⟨

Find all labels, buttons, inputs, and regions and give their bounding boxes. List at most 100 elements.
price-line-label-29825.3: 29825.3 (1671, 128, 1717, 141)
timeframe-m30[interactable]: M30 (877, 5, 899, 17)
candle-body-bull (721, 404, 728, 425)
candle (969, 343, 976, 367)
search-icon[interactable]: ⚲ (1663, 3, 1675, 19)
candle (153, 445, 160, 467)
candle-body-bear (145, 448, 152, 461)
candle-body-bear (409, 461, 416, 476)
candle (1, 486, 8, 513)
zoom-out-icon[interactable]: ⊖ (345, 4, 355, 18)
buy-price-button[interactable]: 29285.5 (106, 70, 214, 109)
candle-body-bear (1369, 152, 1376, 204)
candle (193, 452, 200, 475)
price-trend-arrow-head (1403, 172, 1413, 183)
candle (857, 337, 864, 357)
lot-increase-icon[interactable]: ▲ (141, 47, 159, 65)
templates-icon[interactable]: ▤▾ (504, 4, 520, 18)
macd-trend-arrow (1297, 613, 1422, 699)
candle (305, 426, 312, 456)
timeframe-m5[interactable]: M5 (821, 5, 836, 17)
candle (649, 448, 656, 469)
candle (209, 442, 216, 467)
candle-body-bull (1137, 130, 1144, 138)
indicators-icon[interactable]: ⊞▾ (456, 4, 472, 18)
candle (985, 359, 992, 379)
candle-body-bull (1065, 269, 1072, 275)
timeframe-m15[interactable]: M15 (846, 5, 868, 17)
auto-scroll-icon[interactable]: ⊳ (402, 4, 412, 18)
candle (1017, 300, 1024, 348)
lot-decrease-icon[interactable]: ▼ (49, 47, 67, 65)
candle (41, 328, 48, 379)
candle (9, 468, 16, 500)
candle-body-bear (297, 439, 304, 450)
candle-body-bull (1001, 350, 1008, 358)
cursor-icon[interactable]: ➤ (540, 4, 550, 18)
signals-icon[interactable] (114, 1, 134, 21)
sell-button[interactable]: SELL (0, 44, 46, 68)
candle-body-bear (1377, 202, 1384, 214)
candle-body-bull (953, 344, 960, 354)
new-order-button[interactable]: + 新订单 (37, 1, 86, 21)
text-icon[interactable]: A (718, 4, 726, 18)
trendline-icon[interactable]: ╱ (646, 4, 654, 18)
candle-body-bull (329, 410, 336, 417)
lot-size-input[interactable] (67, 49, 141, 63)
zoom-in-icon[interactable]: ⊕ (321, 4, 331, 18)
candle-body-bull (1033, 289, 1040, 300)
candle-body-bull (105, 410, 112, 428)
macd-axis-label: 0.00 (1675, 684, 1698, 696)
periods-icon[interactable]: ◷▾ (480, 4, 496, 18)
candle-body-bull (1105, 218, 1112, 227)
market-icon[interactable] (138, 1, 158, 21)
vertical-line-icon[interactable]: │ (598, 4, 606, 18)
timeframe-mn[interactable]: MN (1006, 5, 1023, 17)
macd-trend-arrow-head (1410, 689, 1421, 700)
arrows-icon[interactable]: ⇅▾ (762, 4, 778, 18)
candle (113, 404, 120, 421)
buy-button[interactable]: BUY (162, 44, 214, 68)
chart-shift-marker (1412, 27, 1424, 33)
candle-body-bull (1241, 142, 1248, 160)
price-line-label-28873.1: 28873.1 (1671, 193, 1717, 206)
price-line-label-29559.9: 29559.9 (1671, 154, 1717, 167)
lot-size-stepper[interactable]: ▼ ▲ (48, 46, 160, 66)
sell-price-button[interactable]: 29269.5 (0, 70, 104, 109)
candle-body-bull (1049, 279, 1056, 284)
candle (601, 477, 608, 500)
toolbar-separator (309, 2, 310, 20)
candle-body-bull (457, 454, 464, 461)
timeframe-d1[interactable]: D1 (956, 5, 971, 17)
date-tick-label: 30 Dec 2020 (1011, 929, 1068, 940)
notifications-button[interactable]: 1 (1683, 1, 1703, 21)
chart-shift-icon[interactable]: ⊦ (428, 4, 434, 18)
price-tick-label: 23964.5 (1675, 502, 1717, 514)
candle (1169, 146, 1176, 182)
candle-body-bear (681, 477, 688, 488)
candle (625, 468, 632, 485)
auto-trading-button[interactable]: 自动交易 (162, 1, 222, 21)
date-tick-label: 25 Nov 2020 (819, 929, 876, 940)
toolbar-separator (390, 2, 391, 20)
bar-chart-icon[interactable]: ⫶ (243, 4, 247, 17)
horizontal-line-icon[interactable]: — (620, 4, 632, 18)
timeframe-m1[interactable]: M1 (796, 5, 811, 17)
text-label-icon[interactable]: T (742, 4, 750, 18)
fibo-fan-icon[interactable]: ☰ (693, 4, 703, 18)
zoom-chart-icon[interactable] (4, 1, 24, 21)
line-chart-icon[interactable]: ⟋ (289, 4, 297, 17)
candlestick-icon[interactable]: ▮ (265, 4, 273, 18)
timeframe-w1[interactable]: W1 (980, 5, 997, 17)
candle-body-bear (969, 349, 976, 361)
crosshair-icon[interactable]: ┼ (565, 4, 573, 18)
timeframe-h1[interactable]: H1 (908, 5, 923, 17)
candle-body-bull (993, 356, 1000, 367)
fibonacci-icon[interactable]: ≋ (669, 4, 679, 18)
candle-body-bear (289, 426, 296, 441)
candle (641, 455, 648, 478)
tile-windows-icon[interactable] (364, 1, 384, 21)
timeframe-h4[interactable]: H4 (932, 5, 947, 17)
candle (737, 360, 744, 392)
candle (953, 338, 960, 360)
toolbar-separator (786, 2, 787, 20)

⟩

• TASK STATEMENT
Please print the records from the first line up to and including the line with "price-trend-arrow-head (1403, 172, 1413, 183)", keeping every line the same.

• TASK RESPONSE
Find all labels, buttons, inputs, and regions and give their bounding boxes. List at most 100 elements.
price-line-label-29825.3: 29825.3 (1671, 128, 1717, 141)
timeframe-m30[interactable]: M30 (877, 5, 899, 17)
candle-body-bull (721, 404, 728, 425)
candle (969, 343, 976, 367)
search-icon[interactable]: ⚲ (1663, 3, 1675, 19)
candle (153, 445, 160, 467)
candle-body-bear (145, 448, 152, 461)
candle-body-bear (409, 461, 416, 476)
candle (1, 486, 8, 513)
zoom-out-icon[interactable]: ⊖ (345, 4, 355, 18)
buy-price-button[interactable]: 29285.5 (106, 70, 214, 109)
candle-body-bear (1369, 152, 1376, 204)
candle (193, 452, 200, 475)
price-trend-arrow-head (1403, 172, 1413, 183)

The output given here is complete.